WHAT IS ASKED
Continue the passage below about resident ballots for London estate renewals, picking up after its final sentence; the listing that follows the passage is not part of it.

EXTRACT
········

Since 2018, estate renewals in London (where government funding is involved and more than 150 homes are effected) have been required to hold ballots to ensure plans have the residents' support. This drastically alters the dynamic of estate renewal. The community is involved from the beginning of the processes, not the end, and concerns or opposition can be aired and discussed and addressed or the project risks not moving forward.
But it’s clear that giving residents meaningful decision-making input doesn’t stop renewal efforts – in October last year the largest renewal project so far got the green light from community residents with 177 homes being demolished to provide 650 new homes. This came in an estate where regeneration plans had previously stalled – the original plans starting in 2012. What’s notable is that while affordability was a part of the concerns, the community ultimately backed the reforms because they could also see the investment into the community’s infrastructure – road repairs, transport as well as facilities.

········

GIVEN DATA
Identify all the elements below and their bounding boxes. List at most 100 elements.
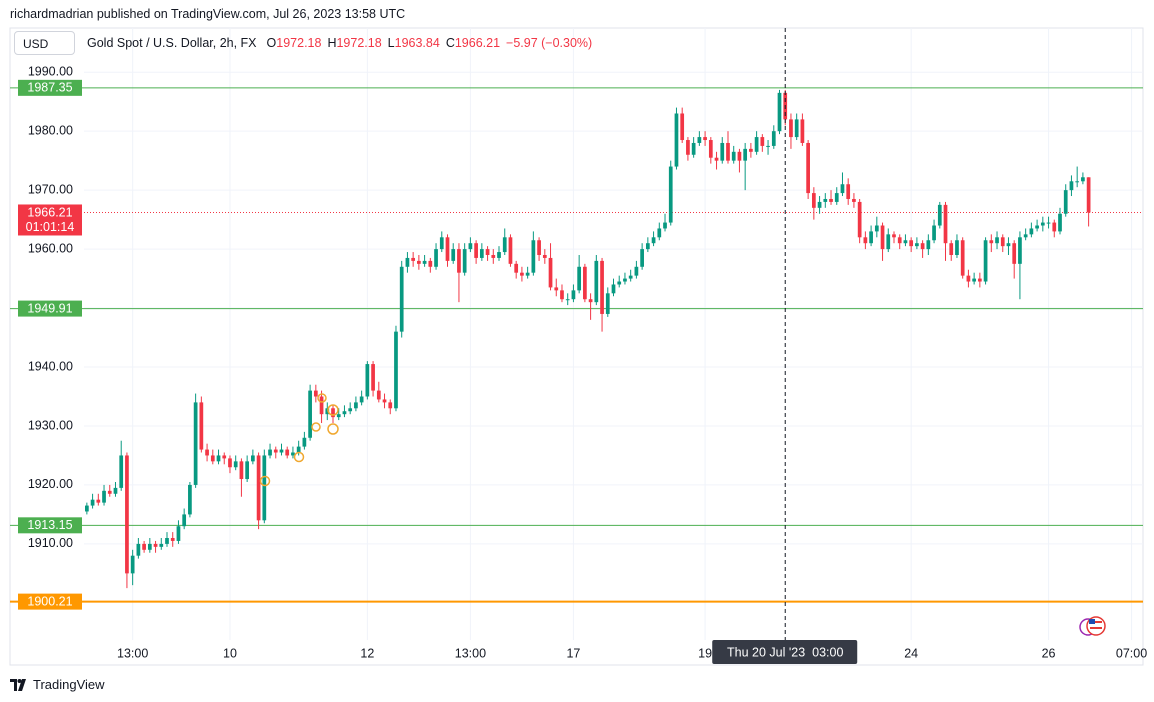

········

EXPECTED OUTPUT
Communities and tenants know best what they need – that’s why tenant participation that takes the time to build up structures for widespread and meaningful engagement, and hands real decision-making power to the community and then supports them with information and structures to utilise it are so powerful.
Recently we published a new report on tenant participation, examining the history of tenant participation across the previous decades and some potential new paths forward under the new Homes NSW model. We really encourage everyone involved in supporting public and community housing renters to read and engage with this area of social housing practice that is often overlooked.
Some essential reading on social mix and redevelopments:
- Arthurson: Social Mix and the City – a book that should occupy a spot on every housing sector professional's bookshelf
- Morris, Jamieson, Patulny: Is social mixing of tenures a solution for public housing estates? – this article reviews 11 primary studies that examine the impact of social mix on public housing estates.
- Chiaranussati: Mixed Tenure Policies and Urban Inequality – this article offers a Bourdieusian Critique of Putnam’s Concept of Social Capital
- Darcy and Rogers: Inhabitance, place-making and the right to the city: public housing redevelopment in Sydney – this article brings Lefebvre's Right to the City thesis into conversation with Bauman's notion of the flawed consumer to account for the neoliberal colonisation of public tenant organising in urban redevelopment, and draws on a case study of public housing redevelopment from Sydney (it's behind a paywall but contact the authors!)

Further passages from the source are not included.